* Required work: Please transcribe the listing below in full and word for word, without its pictures.
....
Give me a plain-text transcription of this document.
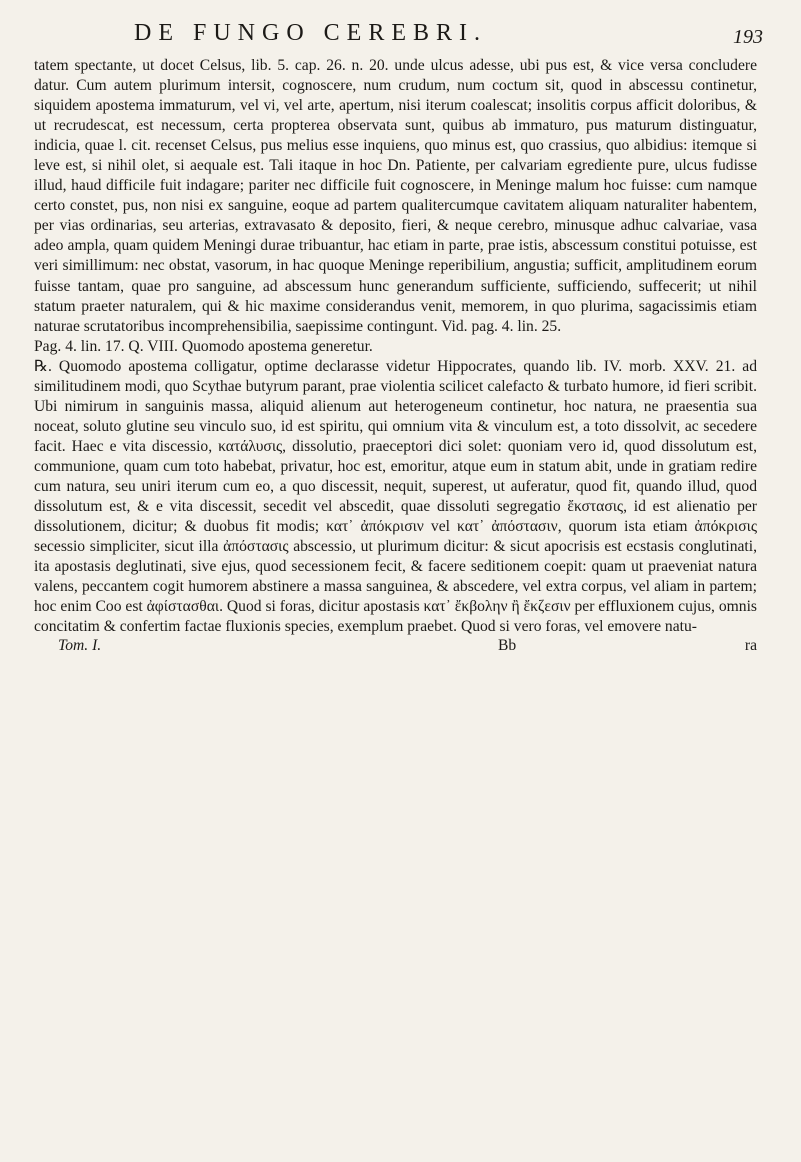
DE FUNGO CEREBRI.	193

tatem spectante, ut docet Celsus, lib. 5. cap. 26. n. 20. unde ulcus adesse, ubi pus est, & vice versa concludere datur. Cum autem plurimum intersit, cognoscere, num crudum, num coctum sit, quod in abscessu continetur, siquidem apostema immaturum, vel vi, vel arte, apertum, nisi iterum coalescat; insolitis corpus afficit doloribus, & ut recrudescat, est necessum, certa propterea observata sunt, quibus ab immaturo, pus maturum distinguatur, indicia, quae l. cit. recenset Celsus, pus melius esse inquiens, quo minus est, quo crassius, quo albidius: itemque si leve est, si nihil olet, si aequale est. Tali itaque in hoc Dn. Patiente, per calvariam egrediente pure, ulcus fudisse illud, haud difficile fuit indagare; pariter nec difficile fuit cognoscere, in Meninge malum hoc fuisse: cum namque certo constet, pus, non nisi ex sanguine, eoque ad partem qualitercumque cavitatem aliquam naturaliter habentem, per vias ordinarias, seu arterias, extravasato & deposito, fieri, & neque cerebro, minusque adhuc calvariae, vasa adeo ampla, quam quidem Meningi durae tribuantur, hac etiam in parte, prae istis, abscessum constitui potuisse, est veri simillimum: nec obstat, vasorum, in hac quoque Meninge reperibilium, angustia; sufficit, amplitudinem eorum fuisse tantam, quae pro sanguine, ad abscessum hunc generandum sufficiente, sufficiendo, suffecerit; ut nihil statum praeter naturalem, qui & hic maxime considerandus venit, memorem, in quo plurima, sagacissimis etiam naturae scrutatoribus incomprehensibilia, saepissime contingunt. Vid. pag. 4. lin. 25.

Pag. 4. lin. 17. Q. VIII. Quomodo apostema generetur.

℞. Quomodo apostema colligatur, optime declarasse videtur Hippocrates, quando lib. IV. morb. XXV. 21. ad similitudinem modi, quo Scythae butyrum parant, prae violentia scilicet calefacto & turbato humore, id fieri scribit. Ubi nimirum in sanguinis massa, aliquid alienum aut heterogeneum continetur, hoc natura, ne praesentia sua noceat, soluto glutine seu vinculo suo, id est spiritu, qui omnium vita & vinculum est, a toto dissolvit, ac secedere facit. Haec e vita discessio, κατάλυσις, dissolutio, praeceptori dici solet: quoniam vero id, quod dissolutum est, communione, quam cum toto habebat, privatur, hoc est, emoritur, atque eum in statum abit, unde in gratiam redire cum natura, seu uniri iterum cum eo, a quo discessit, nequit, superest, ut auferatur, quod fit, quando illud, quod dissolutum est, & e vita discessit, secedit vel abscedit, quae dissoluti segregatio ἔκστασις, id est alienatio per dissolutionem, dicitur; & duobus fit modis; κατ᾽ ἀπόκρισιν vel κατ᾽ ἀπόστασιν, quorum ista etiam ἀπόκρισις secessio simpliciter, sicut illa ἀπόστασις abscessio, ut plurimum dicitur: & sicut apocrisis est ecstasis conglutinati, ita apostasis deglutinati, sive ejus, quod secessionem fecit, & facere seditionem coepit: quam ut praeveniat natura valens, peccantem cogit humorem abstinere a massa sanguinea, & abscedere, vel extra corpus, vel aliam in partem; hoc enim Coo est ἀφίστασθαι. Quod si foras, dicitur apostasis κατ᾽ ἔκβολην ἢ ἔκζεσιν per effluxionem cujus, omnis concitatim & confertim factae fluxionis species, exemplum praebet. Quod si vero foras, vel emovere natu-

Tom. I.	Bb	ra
....
* Final result:
Give me a plain-text transcription of this document.
DE FUNGO CEREBRI.	193

tatem spectante, ut docet Celsus, lib. 5. cap. 26. n. 20. unde ulcus adesse, ubi pus est, & vice versa concludere datur. Cum autem plurimum intersit, cognoscere, num crudum, num coctum sit, quod in abscessu continetur, siquidem apostema immaturum, vel vi, vel arte, apertum, nisi iterum coalescat; insolitis corpus afficit doloribus, & ut recrudescat, est necessum, certa propterea observata sunt, quibus ab immaturo, pus maturum distinguatur, indicia, quae l. cit. recenset Celsus, pus melius esse inquiens, quo minus est, quo crassius, quo albidius: itemque si leve est, si nihil olet, si aequale est. Tali itaque in hoc Dn. Patiente, per calvariam egrediente pure, ulcus fudisse illud, haud difficile fuit indagare; pariter nec difficile fuit cognoscere, in Meninge malum hoc fuisse: cum namque certo constet, pus, non nisi ex sanguine, eoque ad partem qualitercumque cavitatem aliquam naturaliter habentem, per vias ordinarias, seu arterias, extravasato & deposito, fieri, & neque cerebro, minusque adhuc calvariae, vasa adeo ampla, quam quidem Meningi durae tribuantur, hac etiam in parte, prae istis, abscessum constitui potuisse, est veri simillimum: nec obstat, vasorum, in hac quoque Meninge reperibilium, angustia; sufficit, amplitudinem eorum fuisse tantam, quae pro sanguine, ad abscessum hunc generandum sufficiente, sufficiendo, suffecerit; ut nihil statum praeter naturalem, qui & hic maxime considerandus venit, memorem, in quo plurima, sagacissimis etiam naturae scrutatoribus incomprehensibilia, saepissime contingunt. Vid. pag. 4. lin. 25.

Pag. 4. lin. 17. Q. VIII. Quomodo apostema generetur.

℞. Quomodo apostema colligatur, optime declarasse videtur Hippocrates, quando lib. IV. morb. XXV. 21. ad similitudinem modi, quo Scythae butyrum parant, prae violentia scilicet calefacto & turbato humore, id fieri scribit. Ubi nimirum in sanguinis massa, aliquid alienum aut heterogeneum continetur, hoc natura, ne praesentia sua noceat, soluto glutine seu vinculo suo, id est spiritu, qui omnium vita & vinculum est, a toto dissolvit, ac secedere facit. Haec e vita discessio, κατάλυσις, dissolutio, praeceptori dici solet: quoniam vero id, quod dissolutum est, communione, quam cum toto habebat, privatur, hoc est, emoritur, atque eum in statum abit, unde in gratiam redire cum natura, seu uniri iterum cum eo, a quo discessit, nequit, superest, ut auferatur, quod fit, quando illud, quod dissolutum est, & e vita discessit, secedit vel abscedit, quae dissoluti segregatio ἔκστασις, id est alienatio per dissolutionem, dicitur; & duobus fit modis; κατ᾽ ἀπόκρισιν vel κατ᾽ ἀπόστασιν, quorum ista etiam ἀπόκρισις secessio simpliciter, sicut illa ἀπόστασις abscessio, ut plurimum dicitur: & sicut apocrisis est ecstasis conglutinati, ita apostasis deglutinati, sive ejus, quod secessionem fecit, & facere seditionem coepit: quam ut praeveniat natura valens, peccantem cogit humorem abstinere a massa sanguinea, & abscedere, vel extra corpus, vel aliam in partem; hoc enim Coo est ἀφίστασθαι. Quod si foras, dicitur apostasis κατ᾽ ἔκβολην ἢ ἔκζεσιν per effluxionem cujus, omnis concitatim & confertim factae fluxionis species, exemplum praebet. Quod si vero foras, vel emovere natu-

Tom. I.	Bb	ra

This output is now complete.